▶ **MATERIALS PROVIDED**
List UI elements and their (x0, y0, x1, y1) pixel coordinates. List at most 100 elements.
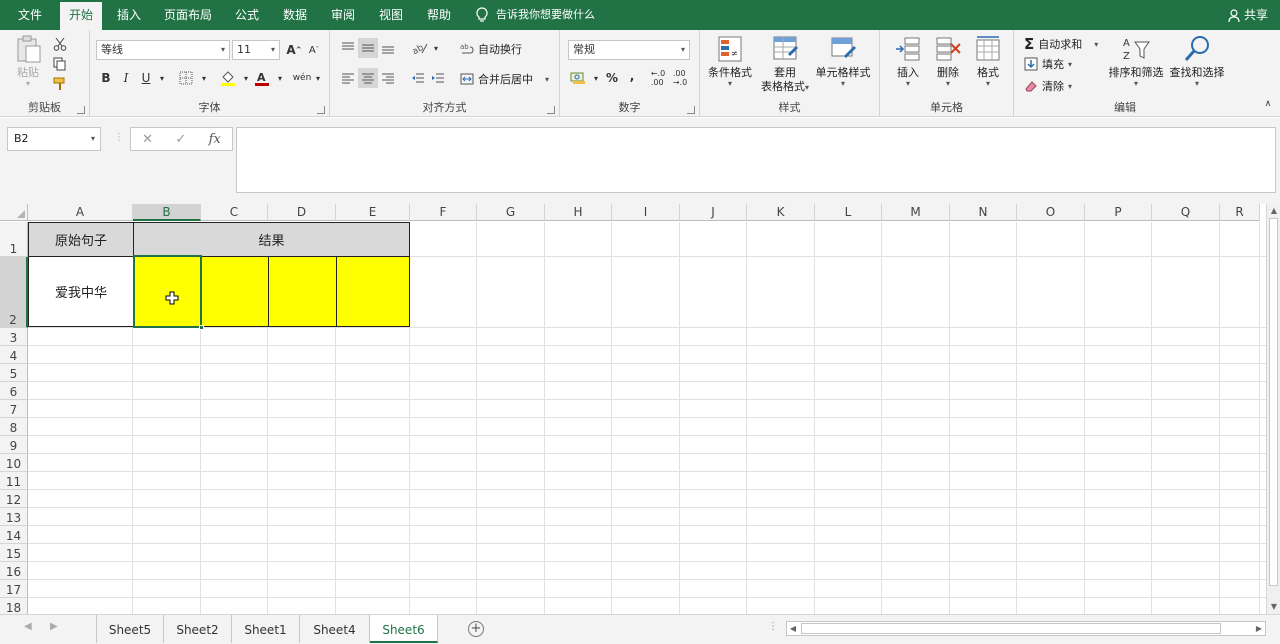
column-header-o[interactable]: O (1017, 204, 1085, 221)
row-header-5[interactable]: 5 (0, 364, 28, 382)
comma-button[interactable]: , (622, 66, 642, 86)
conditional-format-button[interactable]: ≠ 条件格式 ▾ (706, 34, 754, 88)
wrap-text-button[interactable]: ab 自动换行 (460, 41, 522, 57)
sheet-tab-sheet6[interactable]: Sheet6 (370, 615, 438, 643)
autosum-button[interactable]: Σ 自动求和 ▾ (1024, 35, 1098, 53)
tab-splitter-icon[interactable]: ⋮ (768, 621, 778, 632)
sheet-tab-sheet2[interactable]: Sheet2 (164, 615, 232, 643)
fill-handle[interactable] (199, 325, 204, 330)
column-header-e[interactable]: E (336, 204, 410, 221)
cell-D2[interactable] (268, 256, 337, 327)
column-header-l[interactable]: L (815, 204, 882, 221)
font-color-dropdown[interactable]: ▾ (270, 68, 290, 88)
sheet-prev-icon[interactable]: ◀ (24, 621, 32, 632)
cut-button[interactable] (50, 34, 70, 54)
row-header-8[interactable]: 8 (0, 418, 28, 436)
border-button[interactable] (176, 68, 196, 88)
tab-help[interactable]: 帮助 (418, 0, 460, 30)
tab-review[interactable]: 审阅 (322, 0, 364, 30)
border-dropdown[interactable]: ▾ (194, 68, 214, 88)
row-header-2[interactable]: 2 (0, 257, 28, 328)
column-header-b[interactable]: B (133, 204, 201, 221)
row-header-13[interactable]: 13 (0, 508, 28, 526)
column-header-d[interactable]: D (268, 204, 336, 221)
fill-color-button[interactable] (218, 68, 238, 88)
tab-page-layout[interactable]: 页面布局 (158, 0, 218, 30)
number-format-select[interactable]: 常规 ▾ (568, 40, 690, 60)
sheet-next-icon[interactable]: ▶ (50, 621, 58, 632)
align-center-icon[interactable] (358, 68, 378, 88)
row-header-9[interactable]: 9 (0, 436, 28, 454)
underline-dropdown[interactable]: ▾ (152, 68, 172, 88)
scroll-right-icon[interactable]: ▶ (1253, 622, 1265, 635)
cell-styles-button[interactable]: 单元格样式 ▾ (814, 34, 872, 88)
scroll-down-icon[interactable]: ▼ (1269, 602, 1279, 612)
cell-C2[interactable] (201, 256, 269, 327)
orientation-dropdown[interactable]: ▾ (426, 38, 446, 58)
decrease-indent-icon[interactable] (408, 68, 428, 88)
clear-button[interactable]: 清除 ▾ (1024, 78, 1072, 94)
select-all-button[interactable] (0, 204, 28, 221)
column-header-q[interactable]: Q (1152, 204, 1220, 221)
row-header-14[interactable]: 14 (0, 526, 28, 544)
bold-button[interactable]: B (96, 68, 116, 88)
alignment-launcher-icon[interactable] (547, 106, 555, 114)
row-header-4[interactable]: 4 (0, 346, 28, 364)
merge-center-button[interactable]: 合并后居中 ▾ (460, 71, 549, 87)
delete-cells-button[interactable]: 删除 ▾ (930, 34, 966, 88)
column-header-k[interactable]: K (747, 204, 815, 221)
horizontal-scroll-thumb[interactable] (801, 623, 1221, 634)
tab-home[interactable]: 开始 (60, 2, 102, 30)
sheet-tab-sheet5[interactable]: Sheet5 (96, 615, 164, 643)
cell-E2[interactable] (336, 256, 410, 327)
tab-file[interactable]: 文件 (6, 0, 54, 30)
column-header-h[interactable]: H (545, 204, 612, 221)
tab-insert[interactable]: 插入 (108, 0, 150, 30)
row-header-1[interactable]: 1 (0, 222, 28, 257)
sort-filter-button[interactable]: AZ 排序和筛选 ▾ (1106, 34, 1166, 88)
scroll-up-icon[interactable]: ▲ (1269, 206, 1279, 216)
vertical-scroll-thumb[interactable] (1269, 218, 1278, 586)
sheet-tab-sheet1[interactable]: Sheet1 (232, 615, 300, 643)
worksheet-grid[interactable]: ABCDEFGHIJKLMNOPQR 1 2 3 4 5 6 7 8 9 10 11 12 13 14 15… (0, 204, 1266, 614)
phonetic-dropdown[interactable]: ▾ (308, 68, 328, 88)
row-header-7[interactable]: 7 (0, 400, 28, 418)
enter-icon[interactable]: ✓ (175, 132, 186, 147)
row-header-11[interactable]: 11 (0, 472, 28, 490)
tell-me-search[interactable]: 告诉我你想要做什么 (476, 0, 595, 30)
cell-B1-merged[interactable]: 结果 (133, 222, 410, 257)
align-top-icon[interactable] (338, 38, 358, 58)
row-header-12[interactable]: 12 (0, 490, 28, 508)
column-header-c[interactable]: C (201, 204, 268, 221)
number-launcher-icon[interactable] (687, 106, 695, 114)
column-header-p[interactable]: P (1085, 204, 1152, 221)
font-name-select[interactable]: 等线 ▾ (96, 40, 230, 60)
align-left-icon[interactable] (338, 68, 358, 88)
vertical-scrollbar[interactable]: ▲ ▼ (1266, 204, 1280, 614)
collapse-ribbon-icon[interactable]: ∧ (1258, 94, 1278, 114)
decrease-decimal-icon[interactable]: .00 →.0 (670, 68, 690, 88)
row-header-6[interactable]: 6 (0, 382, 28, 400)
horizontal-scrollbar[interactable]: ◀ ▶ (786, 621, 1266, 636)
column-header-f[interactable]: F (410, 204, 477, 221)
font-size-select[interactable]: 11 ▾ (232, 40, 280, 60)
insert-cells-button[interactable]: 插入 ▾ (890, 34, 926, 88)
row-header-10[interactable]: 10 (0, 454, 28, 472)
decrease-font-button[interactable]: Aˇ (304, 40, 324, 60)
insert-function-icon[interactable]: fx (209, 132, 221, 147)
column-header-a[interactable]: A (28, 204, 133, 221)
cancel-icon[interactable]: ✕ (142, 132, 153, 147)
add-sheet-icon[interactable]: + (468, 621, 484, 637)
row-header-3[interactable]: 3 (0, 328, 28, 346)
font-color-button[interactable]: A (252, 68, 272, 88)
tab-view[interactable]: 视图 (370, 0, 412, 30)
align-right-icon[interactable] (378, 68, 398, 88)
cell-A1[interactable]: 原始句子 (28, 222, 134, 257)
accounting-format-icon[interactable] (568, 68, 588, 88)
percent-button[interactable]: % (602, 68, 622, 88)
row-header-15[interactable]: 15 (0, 544, 28, 562)
row-header-16[interactable]: 16 (0, 562, 28, 580)
format-cells-button[interactable]: 格式 ▾ (970, 34, 1006, 88)
format-as-table-button[interactable]: 套用 表格格式▾ (756, 34, 814, 95)
column-header-i[interactable]: I (612, 204, 680, 221)
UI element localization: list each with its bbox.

▶ **WRITTEN PROBLEM**
Can you give back only the lines from the one containing "column-header-o[interactable]: O (1017, 204, 1085, 221)" through the one containing "fill-handle[interactable] (199, 325, 204, 330)", with "clickable" substituted for every "interactable" and nothing else changed?

▶ **ANSWER TO THIS EXERCISE**
column-header-o[clickable]: O (1017, 204, 1085, 221)
row-header-5[clickable]: 5 (0, 364, 28, 382)
comma-button[clickable]: , (622, 66, 642, 86)
conditional-format-button[clickable]: ≠ 条件格式 ▾ (706, 34, 754, 88)
wrap-text-button[clickable]: ab 自动换行 (460, 41, 522, 57)
sheet-tab-sheet6[clickable]: Sheet6 (370, 615, 438, 643)
autosum-button[clickable]: Σ 自动求和 ▾ (1024, 35, 1098, 53)
tab-splitter-icon[clickable]: ⋮ (768, 621, 778, 632)
sheet-tab-sheet2[clickable]: Sheet2 (164, 615, 232, 643)
fill-handle[clickable] (199, 325, 204, 330)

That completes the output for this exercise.